* **GIVEN REQUEST**
Check every line of the entries below for the word "this", and copy the ones that have it.

* **DATA FOR THE TASK**
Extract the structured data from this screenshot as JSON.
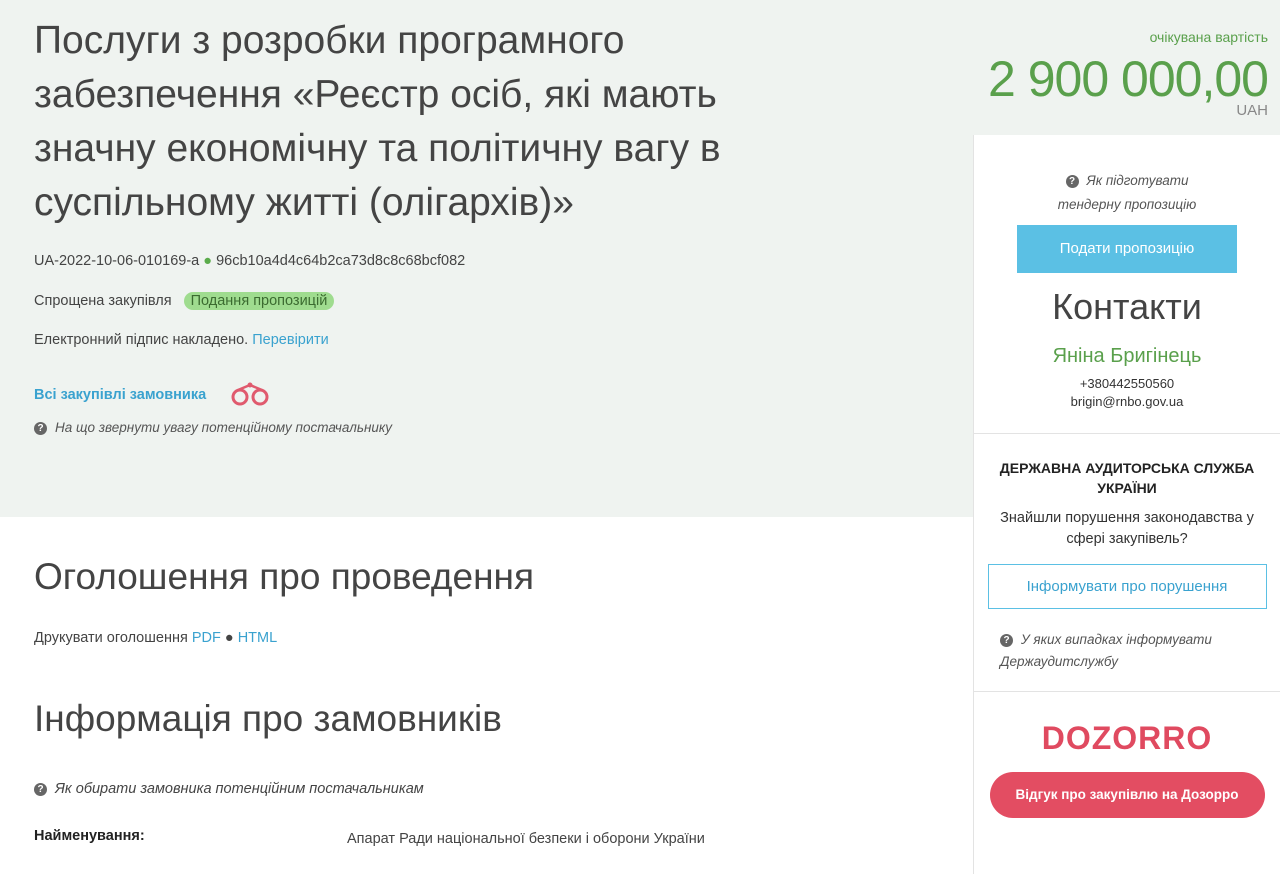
{
  "tender": {
    "title": "Послуги з розробки програмного забезпечення «Реєстр осіб, які мають значну економічну та політичну вагу в суспільному житті (олігархів)»",
    "id": "UA-2022-10-06-010169-a",
    "hash": "96cb10a4d4c64b2ca73d8c8c68bcf082",
    "type": "Спрощена закупівля",
    "status": "Подання пропозицій",
    "status_color": "#9fdc8f",
    "signature": "Електронний підпис накладено.",
    "verify": "Перевірити",
    "all_purchases": "Всі закупівлі замовника",
    "attention": "На що звернути увагу потенційному постачальнику"
  },
  "price": {
    "label": "очікувана вартість",
    "value": "2 900 000,00",
    "currency": "UAH"
  },
  "announcement": {
    "title": "Оголошення про проведення",
    "print": "Друкувати оголошення",
    "pdf": "PDF",
    "html": "HTML"
  },
  "customers": {
    "title": "Інформація про замовників",
    "help": "Як обирати замовника потенційним постачальникам",
    "name_label": "Найменування:",
    "name_value": "Апарат Ради національної безпеки і оборони України"
  },
  "sidebar": {
    "prepare_help": "Як підготувати тендерну пропозицію",
    "submit": "Подати пропозицію",
    "contacts_title": "Контакти",
    "contact_name": "Яніна Бригінець",
    "phone": "+380442550560",
    "email": "brigin@rnbo.gov.ua",
    "audit_title": "ДЕРЖАВНА АУДИТОРСЬКА СЛУЖБА УКРАЇНИ",
    "audit_text": "Знайшли порушення законодавства у сфері закупівель?",
    "audit_button": "Інформувати про порушення",
    "audit_help": "У яких випадках інформувати Держаудитслужбу",
    "dozorro_logo": "DOZORRO",
    "dozorro_button": "Відгук про закупівлю на Дозорро"
  }
}
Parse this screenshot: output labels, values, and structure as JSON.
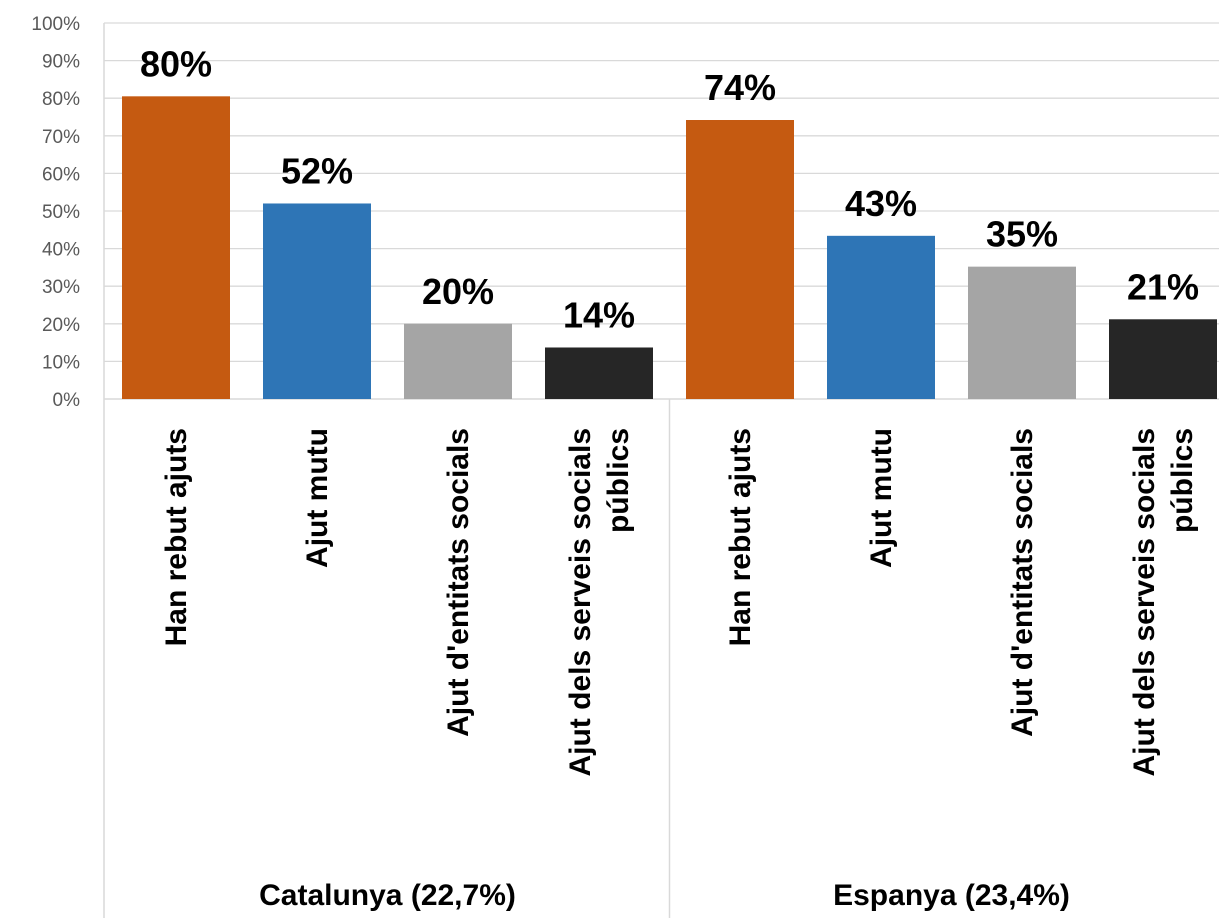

* **EXERCISE RESULT**
Extract the structured data from this screenshot as JSON.
Parse this screenshot: output labels, values, and structure as JSON.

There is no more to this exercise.